(Item position entries)
╔══
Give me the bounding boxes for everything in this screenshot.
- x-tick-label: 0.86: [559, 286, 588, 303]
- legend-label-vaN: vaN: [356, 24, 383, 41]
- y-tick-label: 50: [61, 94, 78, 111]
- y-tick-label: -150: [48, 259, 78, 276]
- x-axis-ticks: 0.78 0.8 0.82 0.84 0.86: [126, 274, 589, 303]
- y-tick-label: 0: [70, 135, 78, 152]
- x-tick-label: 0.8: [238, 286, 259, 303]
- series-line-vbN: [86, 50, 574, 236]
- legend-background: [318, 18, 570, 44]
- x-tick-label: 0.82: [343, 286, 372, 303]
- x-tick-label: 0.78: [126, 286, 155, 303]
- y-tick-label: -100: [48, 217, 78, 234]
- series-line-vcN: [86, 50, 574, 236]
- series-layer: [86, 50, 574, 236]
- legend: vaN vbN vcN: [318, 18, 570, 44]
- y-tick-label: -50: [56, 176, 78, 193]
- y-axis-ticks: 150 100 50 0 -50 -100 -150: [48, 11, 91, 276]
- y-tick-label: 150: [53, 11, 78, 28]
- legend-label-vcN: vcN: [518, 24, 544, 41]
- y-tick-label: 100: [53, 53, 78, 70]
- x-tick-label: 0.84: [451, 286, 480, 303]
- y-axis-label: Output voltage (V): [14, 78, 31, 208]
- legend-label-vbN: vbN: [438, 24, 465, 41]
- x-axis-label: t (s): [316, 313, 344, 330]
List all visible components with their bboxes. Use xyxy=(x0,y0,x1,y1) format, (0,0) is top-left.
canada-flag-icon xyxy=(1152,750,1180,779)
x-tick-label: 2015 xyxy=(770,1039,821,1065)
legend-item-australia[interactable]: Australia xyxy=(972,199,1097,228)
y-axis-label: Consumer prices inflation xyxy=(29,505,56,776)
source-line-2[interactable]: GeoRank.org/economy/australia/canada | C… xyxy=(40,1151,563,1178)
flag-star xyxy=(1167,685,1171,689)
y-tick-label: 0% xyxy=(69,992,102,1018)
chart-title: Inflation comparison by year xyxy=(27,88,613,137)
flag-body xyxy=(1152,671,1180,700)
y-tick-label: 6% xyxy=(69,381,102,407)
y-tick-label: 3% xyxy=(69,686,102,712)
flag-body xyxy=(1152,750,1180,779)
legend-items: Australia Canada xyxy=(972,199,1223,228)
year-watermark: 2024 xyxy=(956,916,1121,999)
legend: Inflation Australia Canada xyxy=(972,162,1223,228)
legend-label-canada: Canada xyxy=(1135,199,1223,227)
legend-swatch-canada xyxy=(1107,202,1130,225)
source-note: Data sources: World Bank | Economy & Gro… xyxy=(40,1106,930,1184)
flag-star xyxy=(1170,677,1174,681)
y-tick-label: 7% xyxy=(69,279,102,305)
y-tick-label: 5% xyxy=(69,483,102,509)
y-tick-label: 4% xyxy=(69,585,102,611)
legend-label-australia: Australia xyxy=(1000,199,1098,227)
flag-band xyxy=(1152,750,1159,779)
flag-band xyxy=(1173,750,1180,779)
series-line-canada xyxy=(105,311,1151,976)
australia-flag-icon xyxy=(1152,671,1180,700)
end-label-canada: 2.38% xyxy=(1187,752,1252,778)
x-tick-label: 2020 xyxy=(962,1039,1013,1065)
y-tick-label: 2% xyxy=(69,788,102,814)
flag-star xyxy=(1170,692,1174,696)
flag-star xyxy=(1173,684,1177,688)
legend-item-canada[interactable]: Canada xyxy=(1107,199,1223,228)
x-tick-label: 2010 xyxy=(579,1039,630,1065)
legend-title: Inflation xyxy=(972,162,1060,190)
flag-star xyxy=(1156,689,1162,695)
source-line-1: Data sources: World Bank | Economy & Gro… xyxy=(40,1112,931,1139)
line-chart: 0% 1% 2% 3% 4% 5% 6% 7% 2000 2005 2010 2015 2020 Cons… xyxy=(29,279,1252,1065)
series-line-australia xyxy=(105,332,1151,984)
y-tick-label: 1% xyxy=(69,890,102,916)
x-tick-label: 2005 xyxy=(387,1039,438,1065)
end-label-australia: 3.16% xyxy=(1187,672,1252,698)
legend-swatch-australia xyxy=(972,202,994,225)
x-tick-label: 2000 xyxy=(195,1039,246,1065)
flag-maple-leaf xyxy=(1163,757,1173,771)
╚══
** Request **
Reproduce the data above line for line, with nothing changed.

** Exercise result **
Give me the bounding boxes for everything in this screenshot.
- x-tick-label: 0.86: [559, 286, 588, 303]
- legend-label-vaN: vaN: [356, 24, 383, 41]
- y-tick-label: 50: [61, 94, 78, 111]
- y-tick-label: -150: [48, 259, 78, 276]
- x-axis-ticks: 0.78 0.8 0.82 0.84 0.86: [126, 274, 589, 303]
- y-tick-label: 0: [70, 135, 78, 152]
- x-tick-label: 0.8: [238, 286, 259, 303]
- series-line-vbN: [86, 50, 574, 236]
- legend-background: [318, 18, 570, 44]
- x-tick-label: 0.82: [343, 286, 372, 303]
- x-tick-label: 0.78: [126, 286, 155, 303]
- y-tick-label: -100: [48, 217, 78, 234]
- series-line-vcN: [86, 50, 574, 236]
- series-layer: [86, 50, 574, 236]
- legend: vaN vbN vcN: [318, 18, 570, 44]
- y-tick-label: -50: [56, 176, 78, 193]
- y-axis-ticks: 150 100 50 0 -50 -100 -150: [48, 11, 91, 276]
- y-tick-label: 150: [53, 11, 78, 28]
- legend-label-vcN: vcN: [518, 24, 544, 41]
- y-tick-label: 100: [53, 53, 78, 70]
- x-tick-label: 0.84: [451, 286, 480, 303]
- y-axis-label: Output voltage (V): [14, 78, 31, 208]
- legend-label-vbN: vbN: [438, 24, 465, 41]
- x-axis-label: t (s): [316, 313, 344, 330]
List all visible components with their bboxes. Use xyxy=(x0,y0,x1,y1) format, (0,0) is top-left.
canada-flag-icon xyxy=(1152,750,1180,779)
x-tick-label: 2015 xyxy=(770,1039,821,1065)
legend-item-australia[interactable]: Australia xyxy=(972,199,1097,228)
y-axis-label: Consumer prices inflation xyxy=(29,505,56,776)
source-line-2[interactable]: GeoRank.org/economy/australia/canada | C… xyxy=(40,1151,563,1178)
flag-star xyxy=(1167,685,1171,689)
y-tick-label: 0% xyxy=(69,992,102,1018)
chart-title: Inflation comparison by year xyxy=(27,88,613,137)
flag-body xyxy=(1152,671,1180,700)
y-tick-label: 6% xyxy=(69,381,102,407)
y-tick-label: 3% xyxy=(69,686,102,712)
flag-body xyxy=(1152,750,1180,779)
legend-items: Australia Canada xyxy=(972,199,1223,228)
year-watermark: 2024 xyxy=(956,916,1121,999)
legend: Inflation Australia Canada xyxy=(972,162,1223,228)
legend-label-canada: Canada xyxy=(1135,199,1223,227)
legend-swatch-canada xyxy=(1107,202,1130,225)
source-note: Data sources: World Bank | Economy & Gro… xyxy=(40,1106,930,1184)
flag-star xyxy=(1170,677,1174,681)
y-tick-label: 7% xyxy=(69,279,102,305)
y-tick-label: 5% xyxy=(69,483,102,509)
y-tick-label: 4% xyxy=(69,585,102,611)
legend-label-australia: Australia xyxy=(1000,199,1098,227)
flag-band xyxy=(1152,750,1159,779)
flag-band xyxy=(1173,750,1180,779)
series-line-canada xyxy=(105,311,1151,976)
australia-flag-icon xyxy=(1152,671,1180,700)
end-label-canada: 2.38% xyxy=(1187,752,1252,778)
x-tick-label: 2020 xyxy=(962,1039,1013,1065)
y-tick-label: 2% xyxy=(69,788,102,814)
flag-star xyxy=(1170,692,1174,696)
flag-star xyxy=(1173,684,1177,688)
legend-item-canada[interactable]: Canada xyxy=(1107,199,1223,228)
x-tick-label: 2010 xyxy=(579,1039,630,1065)
legend-title: Inflation xyxy=(972,162,1060,190)
flag-star xyxy=(1156,689,1162,695)
source-line-1: Data sources: World Bank | Economy & Gro… xyxy=(40,1112,931,1139)
line-chart: 0% 1% 2% 3% 4% 5% 6% 7% 2000 2005 2010 2015 2020 Cons… xyxy=(29,279,1252,1065)
series-line-australia xyxy=(105,332,1151,984)
y-tick-label: 1% xyxy=(69,890,102,916)
x-tick-label: 2005 xyxy=(387,1039,438,1065)
end-label-australia: 3.16% xyxy=(1187,672,1252,698)
legend-swatch-australia xyxy=(972,202,994,225)
x-tick-label: 2000 xyxy=(195,1039,246,1065)
flag-maple-leaf xyxy=(1163,757,1173,771)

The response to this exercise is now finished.